Return a copy of each line that holds the string "сирот".

[Recorded data]
===

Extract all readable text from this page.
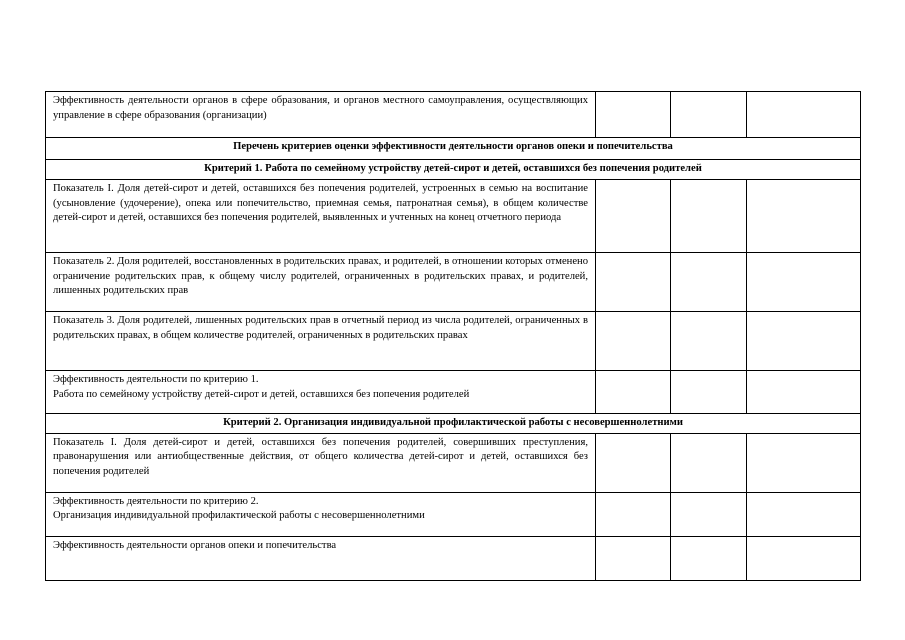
Эффективность деятельности органов в сфере образования, и органов местного самоуправления, осуществляющих управление в сфере образования (организации)			

Перечень критериев оценки эффективности деятельности органов опеки и попечительства			
Критерий 1. Работа по семейному устройству детей-сирот и детей, оставшихся без попечения родителей			

Показатель I. Доля детей-сирот и детей, оставшихся без попечения родителей, устроенных в семью на воспитание (усыновление (удочерение), опека или попечительство, приемная семья, патронатная семья), в общем количестве детей-сирот и детей, оставшихся без попечения родителей, выявленных и учтенных на конец отчетного периода			

Показатель 2. Доля родителей, восстановленных в родительских правах, и родителей, в отношении которых отменено ограничение родительских прав, к общему числу родителей, ограниченных в родительских правах, и родителей, лишенных родительских прав			

Показатель 3. Доля родителей, лишенных родительских прав в отчетный период из числа родителей, ограниченных в родительских правах, в общем количестве родителей, ограниченных в родительских правах			

Эффективность деятельности по критерию 1.
Работа по семейному устройству детей-сирот и детей, оставшихся без попечения родителей			

Критерий 2. Организация индивидуальной профилактической работы с несовершеннолетними			

Показатель I. Доля детей-сирот и детей, оставшихся без попечения родителей, совершивших преступления, правонарушения или антиобщественные действия, от общего количества детей-сирот и детей, оставшихся без попечения родителей			

Эффективность деятельности по критерию 2.
Организация индивидуальной профилактической работы с несовершеннолетними			

Эффективность деятельности органов опеки и попечительства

===

* Exercise result *
Критерий 1. Работа по семейному устройству детей-сирот и детей, оставшихся без попечения родителей			
Показатель I. Доля детей-сирот и детей, оставшихся без попечения родителей, устроенных в семью на воспитание (усыновление (удочерение), опека или попечительство, приемная семья, патронатная семья), в общем количестве детей-сирот и детей, оставшихся без попечения родителей, выявленных и учтенных на конец отчетного периода			
Работа по семейному устройству детей-сирот и детей, оставшихся без попечения родителей			
Показатель I. Доля детей-сирот и детей, оставшихся без попечения родителей, совершивших преступления, правонарушения или антиобщественные действия, от общего количества детей-сирот и детей, оставшихся без попечения родителей			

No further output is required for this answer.